What is asked:
What is the number of lines in the entries below that include the word "title"? Provide the number only.

● ● ● ●

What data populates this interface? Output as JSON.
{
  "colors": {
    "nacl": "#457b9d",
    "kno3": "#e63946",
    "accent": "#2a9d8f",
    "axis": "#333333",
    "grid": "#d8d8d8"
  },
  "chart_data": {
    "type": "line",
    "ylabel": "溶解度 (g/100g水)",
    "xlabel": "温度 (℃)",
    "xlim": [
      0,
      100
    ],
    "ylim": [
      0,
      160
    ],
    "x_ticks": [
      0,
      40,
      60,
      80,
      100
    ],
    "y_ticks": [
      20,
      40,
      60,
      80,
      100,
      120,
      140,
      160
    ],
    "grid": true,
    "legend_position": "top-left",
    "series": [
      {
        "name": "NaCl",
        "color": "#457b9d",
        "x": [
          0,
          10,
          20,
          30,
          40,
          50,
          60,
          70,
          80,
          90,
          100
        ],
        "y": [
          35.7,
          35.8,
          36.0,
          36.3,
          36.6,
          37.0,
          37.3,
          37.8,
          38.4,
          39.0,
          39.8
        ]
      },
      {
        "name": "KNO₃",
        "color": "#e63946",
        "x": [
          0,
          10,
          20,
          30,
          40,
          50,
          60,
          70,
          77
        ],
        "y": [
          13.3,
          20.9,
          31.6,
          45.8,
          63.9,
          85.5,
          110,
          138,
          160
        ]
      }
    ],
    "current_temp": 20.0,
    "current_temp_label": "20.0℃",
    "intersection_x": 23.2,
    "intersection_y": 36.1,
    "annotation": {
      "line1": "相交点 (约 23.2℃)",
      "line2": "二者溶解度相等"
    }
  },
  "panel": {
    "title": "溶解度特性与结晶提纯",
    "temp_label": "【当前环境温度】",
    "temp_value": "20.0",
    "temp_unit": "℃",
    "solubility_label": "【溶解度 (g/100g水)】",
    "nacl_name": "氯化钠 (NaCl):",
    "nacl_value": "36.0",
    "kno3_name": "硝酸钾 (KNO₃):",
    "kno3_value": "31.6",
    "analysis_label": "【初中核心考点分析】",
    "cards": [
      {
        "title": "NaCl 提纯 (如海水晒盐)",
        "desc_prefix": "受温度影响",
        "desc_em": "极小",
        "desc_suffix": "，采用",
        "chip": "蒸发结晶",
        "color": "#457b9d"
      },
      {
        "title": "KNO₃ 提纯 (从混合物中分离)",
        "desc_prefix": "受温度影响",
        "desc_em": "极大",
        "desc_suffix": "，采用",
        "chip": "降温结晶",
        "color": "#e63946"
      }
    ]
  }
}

● ● ● ●

Output of the exercise:
3